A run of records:
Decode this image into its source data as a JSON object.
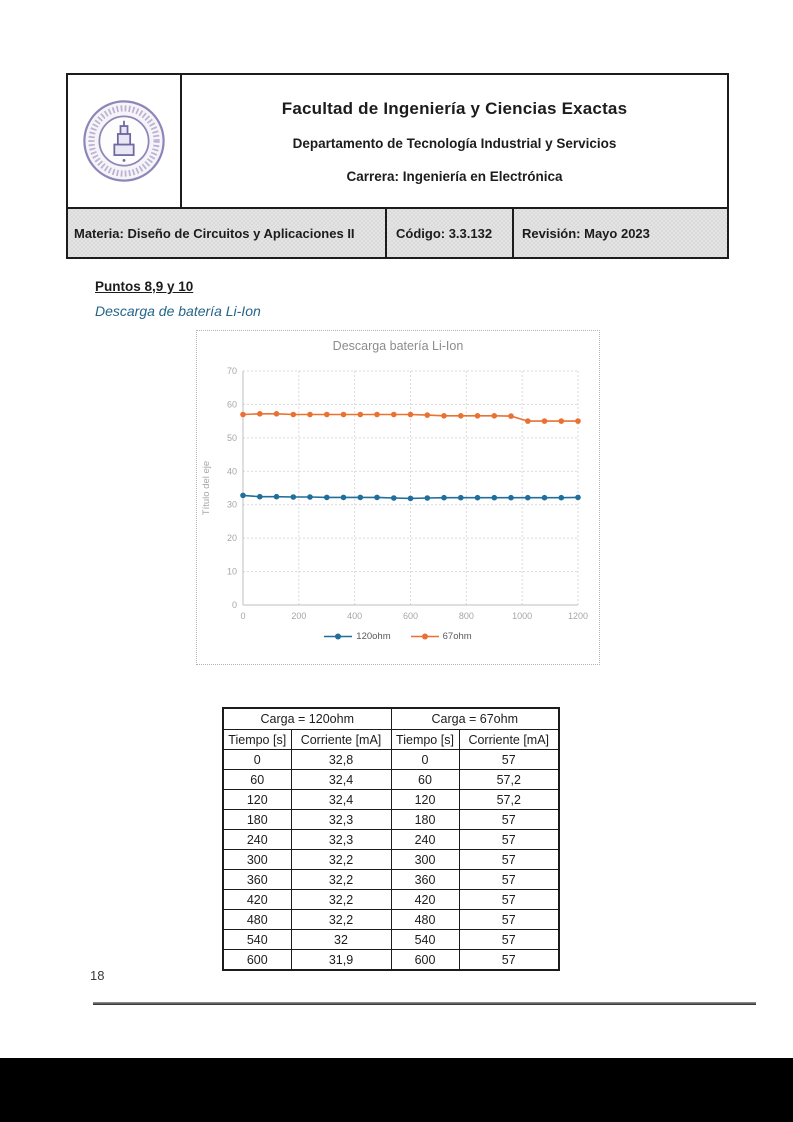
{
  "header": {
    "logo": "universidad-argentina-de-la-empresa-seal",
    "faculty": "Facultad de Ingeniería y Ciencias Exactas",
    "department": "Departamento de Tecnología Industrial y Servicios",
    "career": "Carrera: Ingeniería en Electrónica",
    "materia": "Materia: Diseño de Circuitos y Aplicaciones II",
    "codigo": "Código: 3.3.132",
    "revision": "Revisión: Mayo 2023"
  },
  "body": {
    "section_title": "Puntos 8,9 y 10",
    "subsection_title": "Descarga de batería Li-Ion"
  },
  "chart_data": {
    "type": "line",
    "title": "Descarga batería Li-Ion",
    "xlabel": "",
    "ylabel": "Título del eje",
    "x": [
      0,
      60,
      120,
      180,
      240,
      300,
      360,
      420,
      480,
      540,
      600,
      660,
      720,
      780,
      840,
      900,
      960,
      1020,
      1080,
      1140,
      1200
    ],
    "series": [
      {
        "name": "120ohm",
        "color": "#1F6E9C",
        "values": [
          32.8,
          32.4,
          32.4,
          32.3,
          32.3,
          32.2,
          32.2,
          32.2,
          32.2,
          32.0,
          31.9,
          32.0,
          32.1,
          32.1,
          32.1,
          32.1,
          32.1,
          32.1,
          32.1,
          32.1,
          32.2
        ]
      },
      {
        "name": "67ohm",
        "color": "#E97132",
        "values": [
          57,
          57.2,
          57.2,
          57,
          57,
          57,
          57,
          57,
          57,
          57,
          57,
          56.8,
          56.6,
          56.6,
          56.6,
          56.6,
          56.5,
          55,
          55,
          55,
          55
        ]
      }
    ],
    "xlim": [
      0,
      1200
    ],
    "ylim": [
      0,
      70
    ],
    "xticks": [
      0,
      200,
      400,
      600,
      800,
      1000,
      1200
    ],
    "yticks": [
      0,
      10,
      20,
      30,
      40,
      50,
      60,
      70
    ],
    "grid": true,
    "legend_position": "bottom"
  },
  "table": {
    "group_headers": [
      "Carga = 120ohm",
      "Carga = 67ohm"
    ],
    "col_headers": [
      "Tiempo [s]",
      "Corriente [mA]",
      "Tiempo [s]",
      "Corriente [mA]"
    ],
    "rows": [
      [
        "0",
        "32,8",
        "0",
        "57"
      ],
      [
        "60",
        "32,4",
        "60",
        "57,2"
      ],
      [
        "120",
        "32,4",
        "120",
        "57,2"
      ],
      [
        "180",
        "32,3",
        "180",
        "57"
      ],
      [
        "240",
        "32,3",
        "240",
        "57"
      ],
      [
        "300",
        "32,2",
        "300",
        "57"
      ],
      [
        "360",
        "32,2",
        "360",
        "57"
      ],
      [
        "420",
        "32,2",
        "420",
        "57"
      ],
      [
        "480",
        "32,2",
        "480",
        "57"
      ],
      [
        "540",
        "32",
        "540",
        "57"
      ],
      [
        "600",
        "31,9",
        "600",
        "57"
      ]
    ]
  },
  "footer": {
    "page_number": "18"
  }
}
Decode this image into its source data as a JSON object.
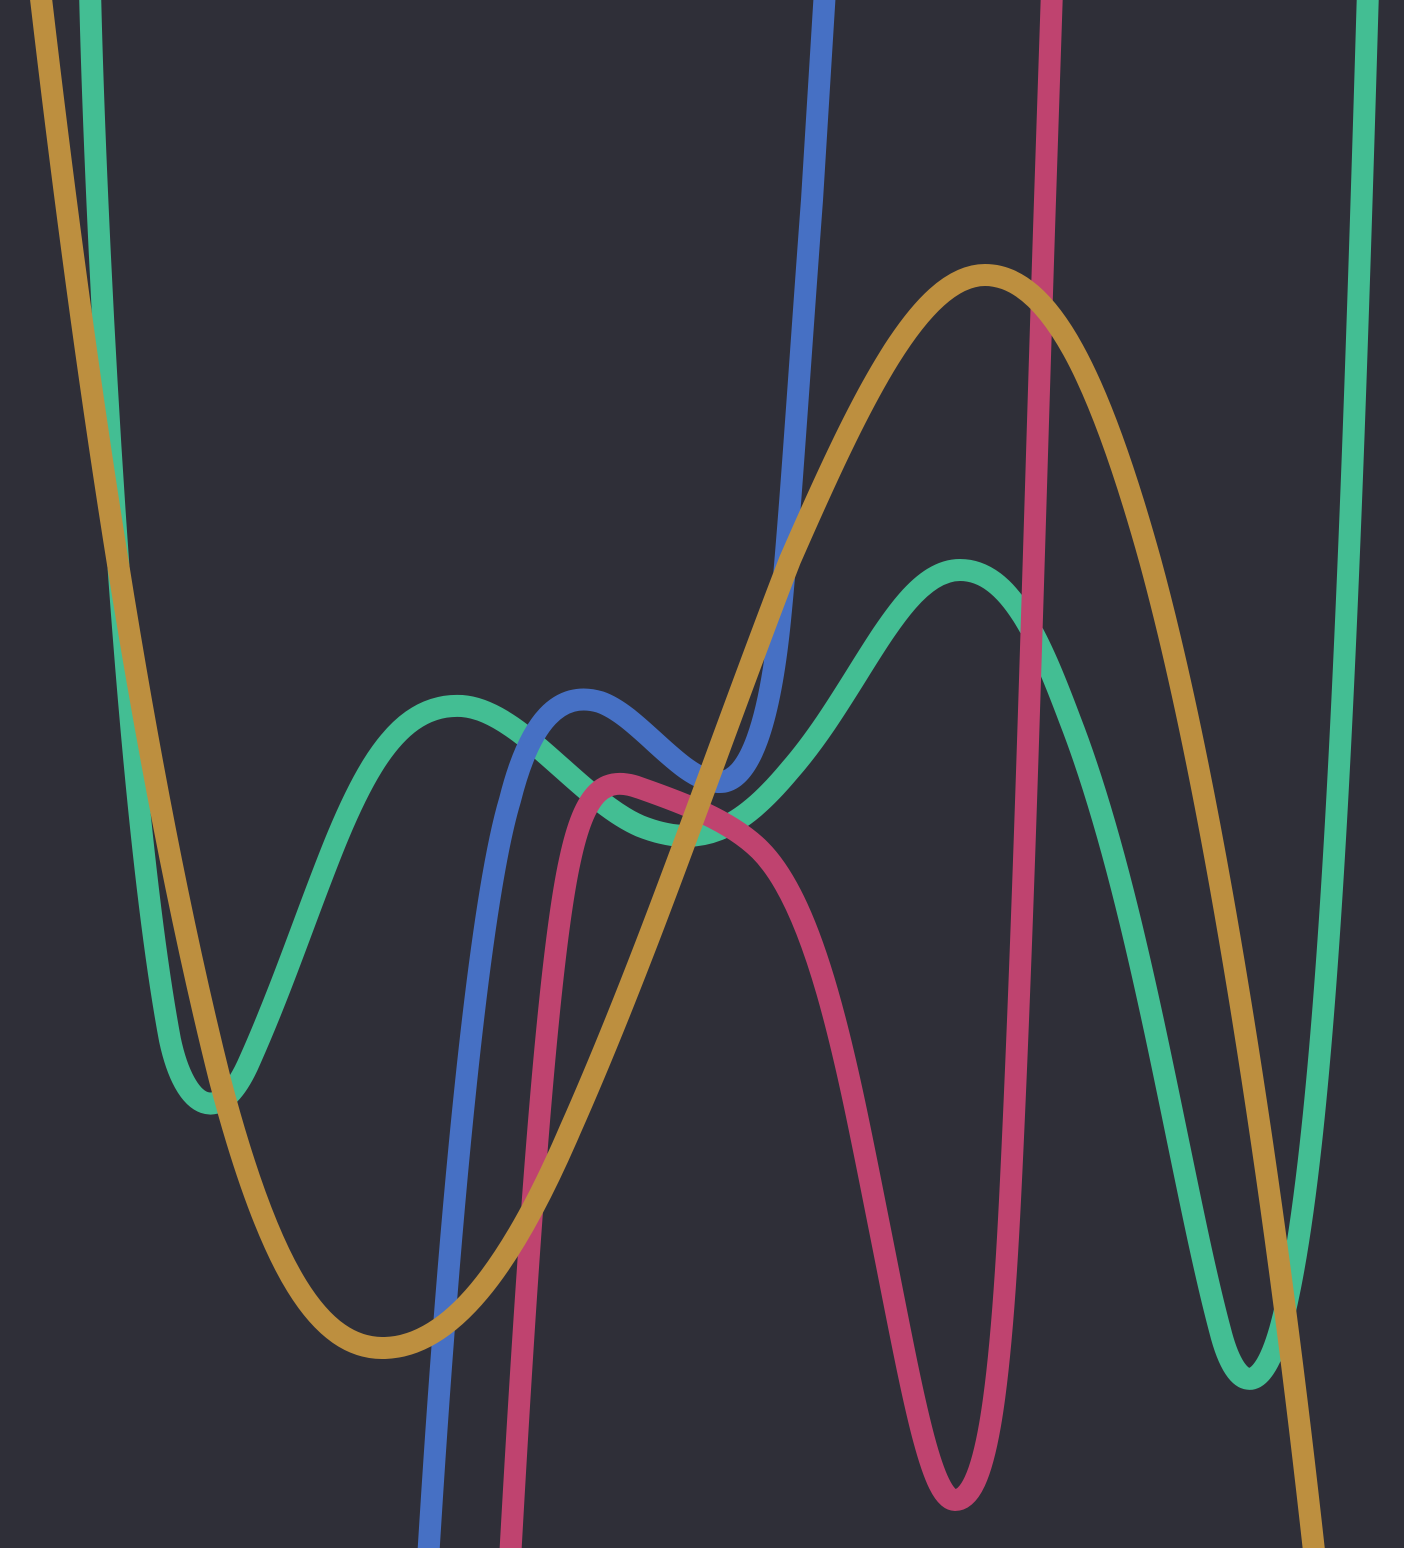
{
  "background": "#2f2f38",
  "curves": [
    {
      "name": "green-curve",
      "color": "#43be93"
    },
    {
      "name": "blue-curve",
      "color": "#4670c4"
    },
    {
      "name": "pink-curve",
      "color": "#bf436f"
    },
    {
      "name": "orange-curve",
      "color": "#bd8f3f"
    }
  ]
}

* _DO THIS_
The listing above must be printed again exactly, minus its pictures.

* _THE RESPONSE_
Decode this image into its source data as a JSON object.
{
  "header": {
    "logo": "universidad-argentina-de-la-empresa-seal",
    "faculty": "Facultad de Ingeniería y Ciencias Exactas",
    "department": "Departamento de Tecnología Industrial y Servicios",
    "career": "Carrera: Ingeniería en Electrónica",
    "materia": "Materia: Diseño de Circuitos y Aplicaciones II",
    "codigo": "Código: 3.3.132",
    "revision": "Revisión: Mayo 2023"
  },
  "body": {
    "section_title": "Puntos 8,9 y 10",
    "subsection_title": "Descarga de batería Li-Ion"
  },
  "chart_data": {
    "type": "line",
    "title": "Descarga batería Li-Ion",
    "xlabel": "",
    "ylabel": "Título del eje",
    "x": [
      0,
      60,
      120,
      180,
      240,
      300,
      360,
      420,
      480,
      540,
      600,
      660,
      720,
      780,
      840,
      900,
      960,
      1020,
      1080,
      1140,
      1200
    ],
    "series": [
      {
        "name": "120ohm",
        "color": "#1F6E9C",
        "values": [
          32.8,
          32.4,
          32.4,
          32.3,
          32.3,
          32.2,
          32.2,
          32.2,
          32.2,
          32.0,
          31.9,
          32.0,
          32.1,
          32.1,
          32.1,
          32.1,
          32.1,
          32.1,
          32.1,
          32.1,
          32.2
        ]
      },
      {
        "name": "67ohm",
        "color": "#E97132",
        "values": [
          57,
          57.2,
          57.2,
          57,
          57,
          57,
          57,
          57,
          57,
          57,
          57,
          56.8,
          56.6,
          56.6,
          56.6,
          56.6,
          56.5,
          55,
          55,
          55,
          55
        ]
      }
    ],
    "xlim": [
      0,
      1200
    ],
    "ylim": [
      0,
      70
    ],
    "xticks": [
      0,
      200,
      400,
      600,
      800,
      1000,
      1200
    ],
    "yticks": [
      0,
      10,
      20,
      30,
      40,
      50,
      60,
      70
    ],
    "grid": true,
    "legend_position": "bottom"
  },
  "table": {
    "group_headers": [
      "Carga = 120ohm",
      "Carga = 67ohm"
    ],
    "col_headers": [
      "Tiempo [s]",
      "Corriente [mA]",
      "Tiempo [s]",
      "Corriente [mA]"
    ],
    "rows": [
      [
        "0",
        "32,8",
        "0",
        "57"
      ],
      [
        "60",
        "32,4",
        "60",
        "57,2"
      ],
      [
        "120",
        "32,4",
        "120",
        "57,2"
      ],
      [
        "180",
        "32,3",
        "180",
        "57"
      ],
      [
        "240",
        "32,3",
        "240",
        "57"
      ],
      [
        "300",
        "32,2",
        "300",
        "57"
      ],
      [
        "360",
        "32,2",
        "360",
        "57"
      ],
      [
        "420",
        "32,2",
        "420",
        "57"
      ],
      [
        "480",
        "32,2",
        "480",
        "57"
      ],
      [
        "540",
        "32",
        "540",
        "57"
      ],
      [
        "600",
        "31,9",
        "600",
        "57"
      ]
    ]
  },
  "footer": {
    "page_number": "18"
  }
}
Decode this image into its source data as a JSON object.
{
  "background": "#2f2f38",
  "curves": [
    {
      "name": "green-curve",
      "color": "#43be93"
    },
    {
      "name": "blue-curve",
      "color": "#4670c4"
    },
    {
      "name": "pink-curve",
      "color": "#bf436f"
    },
    {
      "name": "orange-curve",
      "color": "#bd8f3f"
    }
  ]
}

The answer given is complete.